Predatory pricing occurs when a seller/company/firm sets significantly low prices for its products or services to minimize the competition. The basic objective of this strategy is to create a monopoly in the target market.
Along with societal or environmental obligations, the core purpose of running a business is to earn profits. But predatory pricing is the opposite concept and it may also include setting the prices even below the break-even point. I.e., sustaining losses. Then why would someone go with a predatory pricing strategy when there are strong chances of suffering financial losses?
How Predatory Pricing works
Before jumping to the detailed explanation of how this pricing strategy works, it is important to know that every firm cannot adopt this strategy. Or, you can say that not every seller has the resources to adopt this pricing strategy. Here is how this thing works:
Stage 1 – Predation
As mentioned above, not every firm can adopt this pricing strategy. Predatory pricing is feasible only for large scale organizations. The process starts with a dominant firm sets its prices below competitive prices. These firms have large scale production units, and their overall costs are already lower than many small-scale production units.
The price reduction will definitely reduce immediate profits, but it will force the competitors to reduce the prices. At this stage, small-scale entities or new entrants may already be thinking about closing their setups. If the competitors also reduce their prices and still operating, the dominant firm will further lower the prices, and this time the firm may start operating at a below-cost rate.
Operating at a below-cost rate will cause immediate losses, but the competitors will have to lower their prices again. This time, there will be no room for many competitors with no other option than closing their operations. These big size firms have massive capitals they can easily negotiate these short-term losses.
Stage 2 – Recoupment
Once the competition reduces and the firm gets desired results, it readjusts its prices according to the remaining competitors in the market. If the competition is negligible, then the price increment is higher and vice versa.
At the recoupment stage, consumers are highly vulnerable to exploitation. Consumers are left with no other choice except buying from the only supplier with minimal competition. This is how these giant companies wipeout competition and create a monopolistic market.
Predatory Pricing v/s Competitive Pricing
Technically, it becomes difficult to differentiate between predatory pricing and competitive pricing because you cannot accuse an organization if it reduces the prices. Organizations have complete authority to increase or decrease their prices whenever they want. If a company charges less for similar services, it cannot be considered predatory pricing.
----
Objective:
Decide whether each statement agrees with the predatory pricing explanation, answering yes or no and quoting the words from it that settle the matter: (a) Predatory pricing can involve setting prices below the break-even point. (b) Any firm, large or small, can use predatory pricing. (c) During recoupment, prices rise more when competition is negligible.

[Records in a dataset]
----
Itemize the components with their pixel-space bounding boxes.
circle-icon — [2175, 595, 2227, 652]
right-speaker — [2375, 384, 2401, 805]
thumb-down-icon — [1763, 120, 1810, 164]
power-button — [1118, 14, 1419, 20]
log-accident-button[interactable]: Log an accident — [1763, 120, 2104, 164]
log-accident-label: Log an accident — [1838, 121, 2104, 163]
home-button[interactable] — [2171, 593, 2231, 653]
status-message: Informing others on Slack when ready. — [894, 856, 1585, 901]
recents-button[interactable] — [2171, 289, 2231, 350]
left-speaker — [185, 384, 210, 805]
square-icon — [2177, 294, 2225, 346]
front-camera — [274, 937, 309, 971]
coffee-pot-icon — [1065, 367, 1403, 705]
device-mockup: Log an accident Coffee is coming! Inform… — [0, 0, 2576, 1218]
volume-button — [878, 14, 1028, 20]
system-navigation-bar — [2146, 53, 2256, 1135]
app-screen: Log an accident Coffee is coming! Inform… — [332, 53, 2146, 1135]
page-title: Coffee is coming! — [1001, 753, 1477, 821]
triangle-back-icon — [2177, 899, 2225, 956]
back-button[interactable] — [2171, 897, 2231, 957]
----
Result of the exercise:
(a) Yes: "it may also include setting the prices even below the break-even point."
(b) No: "Predatory pricing is feasible only for large scale organizations."
(c) Yes: "If the competition is negligible, then the price increment is higher and vice versa."